Material for this task →
⟨
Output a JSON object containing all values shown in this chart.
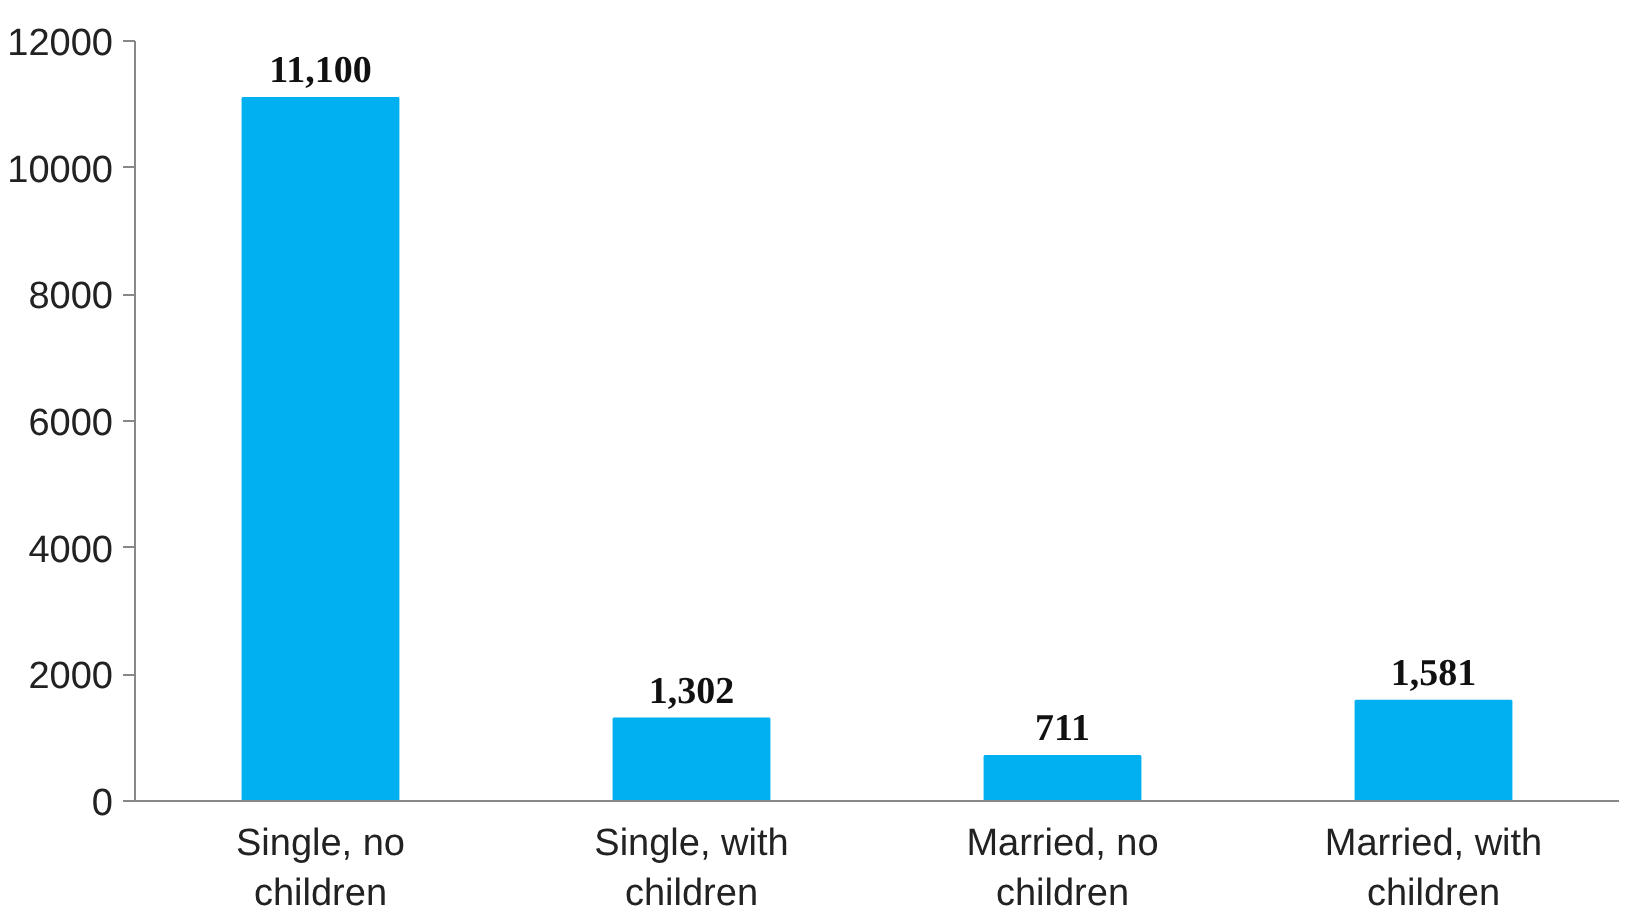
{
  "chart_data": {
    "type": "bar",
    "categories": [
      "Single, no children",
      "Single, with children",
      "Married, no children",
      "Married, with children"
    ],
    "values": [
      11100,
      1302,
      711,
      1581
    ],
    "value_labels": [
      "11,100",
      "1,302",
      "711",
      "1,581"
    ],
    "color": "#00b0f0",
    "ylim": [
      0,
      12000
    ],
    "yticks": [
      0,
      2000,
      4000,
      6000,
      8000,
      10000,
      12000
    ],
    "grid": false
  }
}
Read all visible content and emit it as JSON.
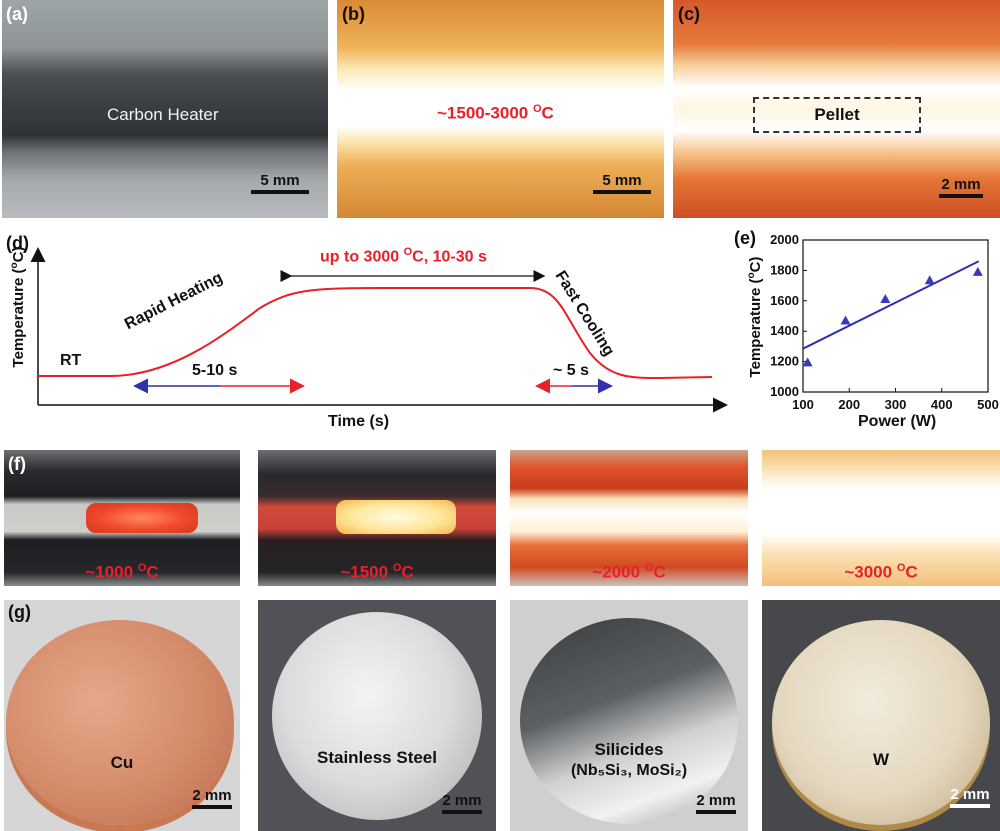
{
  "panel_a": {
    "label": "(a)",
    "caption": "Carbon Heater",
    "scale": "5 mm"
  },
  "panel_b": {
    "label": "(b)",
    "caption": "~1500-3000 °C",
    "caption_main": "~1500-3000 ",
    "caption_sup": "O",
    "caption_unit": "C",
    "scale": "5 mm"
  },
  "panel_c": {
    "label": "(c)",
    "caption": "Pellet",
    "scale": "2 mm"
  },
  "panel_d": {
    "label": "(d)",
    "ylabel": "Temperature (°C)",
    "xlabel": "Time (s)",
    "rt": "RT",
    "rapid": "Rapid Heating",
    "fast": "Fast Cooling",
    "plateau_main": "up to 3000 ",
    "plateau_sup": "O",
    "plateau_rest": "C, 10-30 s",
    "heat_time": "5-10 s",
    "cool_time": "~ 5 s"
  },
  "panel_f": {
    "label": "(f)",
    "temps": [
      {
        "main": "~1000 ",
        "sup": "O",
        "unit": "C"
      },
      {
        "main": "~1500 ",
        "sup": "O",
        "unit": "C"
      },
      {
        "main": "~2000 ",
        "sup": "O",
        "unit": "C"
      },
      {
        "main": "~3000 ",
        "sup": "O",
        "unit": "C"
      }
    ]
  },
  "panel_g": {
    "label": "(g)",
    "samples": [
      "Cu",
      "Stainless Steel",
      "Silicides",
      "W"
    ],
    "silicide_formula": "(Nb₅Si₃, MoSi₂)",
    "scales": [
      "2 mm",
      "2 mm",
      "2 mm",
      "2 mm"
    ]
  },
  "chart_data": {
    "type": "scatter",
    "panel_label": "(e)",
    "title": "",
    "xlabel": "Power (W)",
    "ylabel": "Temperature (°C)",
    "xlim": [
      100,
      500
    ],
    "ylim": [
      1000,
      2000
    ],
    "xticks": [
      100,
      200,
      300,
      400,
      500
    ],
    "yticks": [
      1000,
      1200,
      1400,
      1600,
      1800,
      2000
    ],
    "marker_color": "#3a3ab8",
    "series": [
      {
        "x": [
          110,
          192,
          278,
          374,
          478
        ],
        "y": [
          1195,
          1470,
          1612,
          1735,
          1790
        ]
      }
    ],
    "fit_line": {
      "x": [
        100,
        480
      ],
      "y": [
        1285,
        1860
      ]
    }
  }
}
⟩
Pictures don't belong in the copy. Transcribe every record exactly as it appears.

Written response →
Output a JSON object containing all values shown in this chart.
{
  "chart_data": {
    "type": "bar",
    "categories": [
      "Single, no children",
      "Single, with children",
      "Married, no children",
      "Married, with children"
    ],
    "values": [
      11100,
      1302,
      711,
      1581
    ],
    "value_labels": [
      "11,100",
      "1,302",
      "711",
      "1,581"
    ],
    "color": "#00b0f0",
    "ylim": [
      0,
      12000
    ],
    "yticks": [
      0,
      2000,
      4000,
      6000,
      8000,
      10000,
      12000
    ],
    "grid": false
  }
}
Read all visible content and emit it as JSON.
{
  "panel_a": {
    "label": "(a)",
    "caption": "Carbon Heater",
    "scale": "5 mm"
  },
  "panel_b": {
    "label": "(b)",
    "caption": "~1500-3000 °C",
    "caption_main": "~1500-3000 ",
    "caption_sup": "O",
    "caption_unit": "C",
    "scale": "5 mm"
  },
  "panel_c": {
    "label": "(c)",
    "caption": "Pellet",
    "scale": "2 mm"
  },
  "panel_d": {
    "label": "(d)",
    "ylabel": "Temperature (°C)",
    "xlabel": "Time (s)",
    "rt": "RT",
    "rapid": "Rapid Heating",
    "fast": "Fast Cooling",
    "plateau_main": "up to 3000 ",
    "plateau_sup": "O",
    "plateau_rest": "C, 10-30 s",
    "heat_time": "5-10 s",
    "cool_time": "~ 5 s"
  },
  "panel_f": {
    "label": "(f)",
    "temps": [
      {
        "main": "~1000 ",
        "sup": "O",
        "unit": "C"
      },
      {
        "main": "~1500 ",
        "sup": "O",
        "unit": "C"
      },
      {
        "main": "~2000 ",
        "sup": "O",
        "unit": "C"
      },
      {
        "main": "~3000 ",
        "sup": "O",
        "unit": "C"
      }
    ]
  },
  "panel_g": {
    "label": "(g)",
    "samples": [
      "Cu",
      "Stainless Steel",
      "Silicides",
      "W"
    ],
    "silicide_formula": "(Nb₅Si₃, MoSi₂)",
    "scales": [
      "2 mm",
      "2 mm",
      "2 mm",
      "2 mm"
    ]
  },
  "chart_data": {
    "type": "scatter",
    "panel_label": "(e)",
    "title": "",
    "xlabel": "Power (W)",
    "ylabel": "Temperature (°C)",
    "xlim": [
      100,
      500
    ],
    "ylim": [
      1000,
      2000
    ],
    "xticks": [
      100,
      200,
      300,
      400,
      500
    ],
    "yticks": [
      1000,
      1200,
      1400,
      1600,
      1800,
      2000
    ],
    "marker_color": "#3a3ab8",
    "series": [
      {
        "x": [
          110,
          192,
          278,
          374,
          478
        ],
        "y": [
          1195,
          1470,
          1612,
          1735,
          1790
        ]
      }
    ],
    "fit_line": {
      "x": [
        100,
        480
      ],
      "y": [
        1285,
        1860
      ]
    }
  }
}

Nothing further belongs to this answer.